__WHAT YOU SHOULD DO__
Print the full listing exactly.

==================================================

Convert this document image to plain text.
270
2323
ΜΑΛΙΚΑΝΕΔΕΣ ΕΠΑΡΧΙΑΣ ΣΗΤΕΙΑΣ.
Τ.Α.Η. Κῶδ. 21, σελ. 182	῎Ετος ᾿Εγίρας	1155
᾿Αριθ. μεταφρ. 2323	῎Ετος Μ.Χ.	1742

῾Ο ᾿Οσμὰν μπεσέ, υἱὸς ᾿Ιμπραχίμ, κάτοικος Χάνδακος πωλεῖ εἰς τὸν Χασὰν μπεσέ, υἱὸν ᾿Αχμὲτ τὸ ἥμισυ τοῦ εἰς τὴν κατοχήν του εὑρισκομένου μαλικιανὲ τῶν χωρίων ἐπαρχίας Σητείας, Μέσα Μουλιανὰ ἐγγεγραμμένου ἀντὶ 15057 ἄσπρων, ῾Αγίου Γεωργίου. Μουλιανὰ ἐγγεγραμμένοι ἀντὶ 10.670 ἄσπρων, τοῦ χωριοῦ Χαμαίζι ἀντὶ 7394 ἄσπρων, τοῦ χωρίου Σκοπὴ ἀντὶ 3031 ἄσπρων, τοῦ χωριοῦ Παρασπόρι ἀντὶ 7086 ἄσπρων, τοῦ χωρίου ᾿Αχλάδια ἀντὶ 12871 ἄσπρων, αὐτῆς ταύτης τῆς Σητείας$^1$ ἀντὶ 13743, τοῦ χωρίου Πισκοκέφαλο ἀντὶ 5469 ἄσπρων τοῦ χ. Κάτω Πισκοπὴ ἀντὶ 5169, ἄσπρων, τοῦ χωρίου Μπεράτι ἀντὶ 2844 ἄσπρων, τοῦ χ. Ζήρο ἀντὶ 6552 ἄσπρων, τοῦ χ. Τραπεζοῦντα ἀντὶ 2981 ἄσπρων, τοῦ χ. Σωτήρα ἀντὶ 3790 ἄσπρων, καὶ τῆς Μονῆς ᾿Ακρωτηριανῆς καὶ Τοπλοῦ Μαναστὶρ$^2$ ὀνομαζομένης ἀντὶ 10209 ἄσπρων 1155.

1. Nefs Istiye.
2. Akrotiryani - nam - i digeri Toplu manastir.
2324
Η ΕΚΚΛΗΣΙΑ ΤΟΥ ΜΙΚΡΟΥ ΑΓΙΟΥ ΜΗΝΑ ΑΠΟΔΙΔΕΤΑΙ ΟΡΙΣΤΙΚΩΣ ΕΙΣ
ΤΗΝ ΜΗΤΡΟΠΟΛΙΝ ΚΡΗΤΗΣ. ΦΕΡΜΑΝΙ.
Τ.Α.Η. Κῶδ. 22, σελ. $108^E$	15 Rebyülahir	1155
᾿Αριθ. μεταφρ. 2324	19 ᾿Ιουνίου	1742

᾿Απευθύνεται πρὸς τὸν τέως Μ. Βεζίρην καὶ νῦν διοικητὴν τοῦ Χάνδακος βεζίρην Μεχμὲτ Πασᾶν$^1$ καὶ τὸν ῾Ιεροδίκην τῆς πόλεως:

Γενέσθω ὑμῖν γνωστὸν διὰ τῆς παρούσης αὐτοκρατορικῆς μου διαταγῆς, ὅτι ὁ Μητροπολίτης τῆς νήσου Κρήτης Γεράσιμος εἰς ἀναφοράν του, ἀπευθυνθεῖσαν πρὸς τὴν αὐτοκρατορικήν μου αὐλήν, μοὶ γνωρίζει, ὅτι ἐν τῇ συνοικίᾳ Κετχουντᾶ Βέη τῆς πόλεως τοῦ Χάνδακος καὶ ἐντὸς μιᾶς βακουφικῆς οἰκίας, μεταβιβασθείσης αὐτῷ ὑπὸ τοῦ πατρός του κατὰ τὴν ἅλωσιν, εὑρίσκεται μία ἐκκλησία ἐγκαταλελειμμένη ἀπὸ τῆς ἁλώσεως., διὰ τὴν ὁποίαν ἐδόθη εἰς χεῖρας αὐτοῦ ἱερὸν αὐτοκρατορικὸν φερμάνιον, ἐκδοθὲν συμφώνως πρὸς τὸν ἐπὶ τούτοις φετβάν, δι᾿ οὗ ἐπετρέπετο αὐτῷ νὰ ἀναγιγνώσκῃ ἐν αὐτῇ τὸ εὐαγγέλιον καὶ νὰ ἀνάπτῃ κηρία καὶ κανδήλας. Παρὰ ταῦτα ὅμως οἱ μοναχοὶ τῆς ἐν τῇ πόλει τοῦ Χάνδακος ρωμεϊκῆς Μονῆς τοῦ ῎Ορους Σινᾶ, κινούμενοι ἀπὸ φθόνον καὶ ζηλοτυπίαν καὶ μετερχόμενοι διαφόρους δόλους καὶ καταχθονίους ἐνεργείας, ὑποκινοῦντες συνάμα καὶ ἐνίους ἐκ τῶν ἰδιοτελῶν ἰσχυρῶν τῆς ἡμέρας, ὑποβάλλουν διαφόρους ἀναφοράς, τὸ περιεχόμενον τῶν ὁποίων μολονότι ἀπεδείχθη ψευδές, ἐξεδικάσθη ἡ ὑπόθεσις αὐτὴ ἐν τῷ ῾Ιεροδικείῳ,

==================================================

__REPLY__
Convert this document image to plain text.
270
2323
ΜΑΛΙΚΑΝΕΔΕΣ ΕΠΑΡΧΙΑΣ ΣΗΤΕΙΑΣ.
Τ.Α.Η. Κῶδ. 21, σελ. 182	῎Ετος ᾿Εγίρας	1155
᾿Αριθ. μεταφρ. 2323	῎Ετος Μ.Χ.	1742

῾Ο ᾿Οσμὰν μπεσέ, υἱὸς ᾿Ιμπραχίμ, κάτοικος Χάνδακος πωλεῖ εἰς τὸν Χασὰν μπεσέ, υἱὸν ᾿Αχμὲτ τὸ ἥμισυ τοῦ εἰς τὴν κατοχήν του εὑρισκομένου μαλικιανὲ τῶν χωρίων ἐπαρχίας Σητείας, Μέσα Μουλιανὰ ἐγγεγραμμένου ἀντὶ 15057 ἄσπρων, ῾Αγίου Γεωργίου. Μουλιανὰ ἐγγεγραμμένοι ἀντὶ 10.670 ἄσπρων, τοῦ χωριοῦ Χαμαίζι ἀντὶ 7394 ἄσπρων, τοῦ χωρίου Σκοπὴ ἀντὶ 3031 ἄσπρων, τοῦ χωριοῦ Παρασπόρι ἀντὶ 7086 ἄσπρων, τοῦ χωρίου ᾿Αχλάδια ἀντὶ 12871 ἄσπρων, αὐτῆς ταύτης τῆς Σητείας$^1$ ἀντὶ 13743, τοῦ χωρίου Πισκοκέφαλο ἀντὶ 5469 ἄσπρων τοῦ χ. Κάτω Πισκοπὴ ἀντὶ 5169, ἄσπρων, τοῦ χωρίου Μπεράτι ἀντὶ 2844 ἄσπρων, τοῦ χ. Ζήρο ἀντὶ 6552 ἄσπρων, τοῦ χ. Τραπεζοῦντα ἀντὶ 2981 ἄσπρων, τοῦ χ. Σωτήρα ἀντὶ 3790 ἄσπρων, καὶ τῆς Μονῆς ᾿Ακρωτηριανῆς καὶ Τοπλοῦ Μαναστὶρ$^2$ ὀνομαζομένης ἀντὶ 10209 ἄσπρων 1155.

1. Nefs Istiye.
2. Akrotiryani - nam - i digeri Toplu manastir.
2324
Η ΕΚΚΛΗΣΙΑ ΤΟΥ ΜΙΚΡΟΥ ΑΓΙΟΥ ΜΗΝΑ ΑΠΟΔΙΔΕΤΑΙ ΟΡΙΣΤΙΚΩΣ ΕΙΣ
ΤΗΝ ΜΗΤΡΟΠΟΛΙΝ ΚΡΗΤΗΣ. ΦΕΡΜΑΝΙ.
Τ.Α.Η. Κῶδ. 22, σελ. $108^E$	15 Rebyülahir	1155
᾿Αριθ. μεταφρ. 2324	19 ᾿Ιουνίου	1742

᾿Απευθύνεται πρὸς τὸν τέως Μ. Βεζίρην καὶ νῦν διοικητὴν τοῦ Χάνδακος βεζίρην Μεχμὲτ Πασᾶν$^1$ καὶ τὸν ῾Ιεροδίκην τῆς πόλεως:

Γενέσθω ὑμῖν γνωστὸν διὰ τῆς παρούσης αὐτοκρατορικῆς μου διαταγῆς, ὅτι ὁ Μητροπολίτης τῆς νήσου Κρήτης Γεράσιμος εἰς ἀναφοράν του, ἀπευθυνθεῖσαν πρὸς τὴν αὐτοκρατορικήν μου αὐλήν, μοὶ γνωρίζει, ὅτι ἐν τῇ συνοικίᾳ Κετχουντᾶ Βέη τῆς πόλεως τοῦ Χάνδακος καὶ ἐντὸς μιᾶς βακουφικῆς οἰκίας, μεταβιβασθείσης αὐτῷ ὑπὸ τοῦ πατρός του κατὰ τὴν ἅλωσιν, εὑρίσκεται μία ἐκκλησία ἐγκαταλελειμμένη ἀπὸ τῆς ἁλώσεως., διὰ τὴν ὁποίαν ἐδόθη εἰς χεῖρας αὐτοῦ ἱερὸν αὐτοκρατορικὸν φερμάνιον, ἐκδοθὲν συμφώνως πρὸς τὸν ἐπὶ τούτοις φετβάν, δι᾿ οὗ ἐπετρέπετο αὐτῷ νὰ ἀναγιγνώσκῃ ἐν αὐτῇ τὸ εὐαγγέλιον καὶ νὰ ἀνάπτῃ κηρία καὶ κανδήλας. Παρὰ ταῦτα ὅμως οἱ μοναχοὶ τῆς ἐν τῇ πόλει τοῦ Χάνδακος ρωμεϊκῆς Μονῆς τοῦ ῎Ορους Σινᾶ, κινούμενοι ἀπὸ φθόνον καὶ ζηλοτυπίαν καὶ μετερχόμενοι διαφόρους δόλους καὶ καταχθονίους ἐνεργείας, ὑποκινοῦντες συνάμα καὶ ἐνίους ἐκ τῶν ἰδιοτελῶν ἰσχυρῶν τῆς ἡμέρας, ὑποβάλλουν διαφόρους ἀναφοράς, τὸ περιεχόμενον τῶν ὁποίων μολονότι ἀπεδείχθη ψευδές, ἐξεδικάσθη ἡ ὑπόθεσις αὐτὴ ἐν τῷ ῾Ιεροδικείῳ,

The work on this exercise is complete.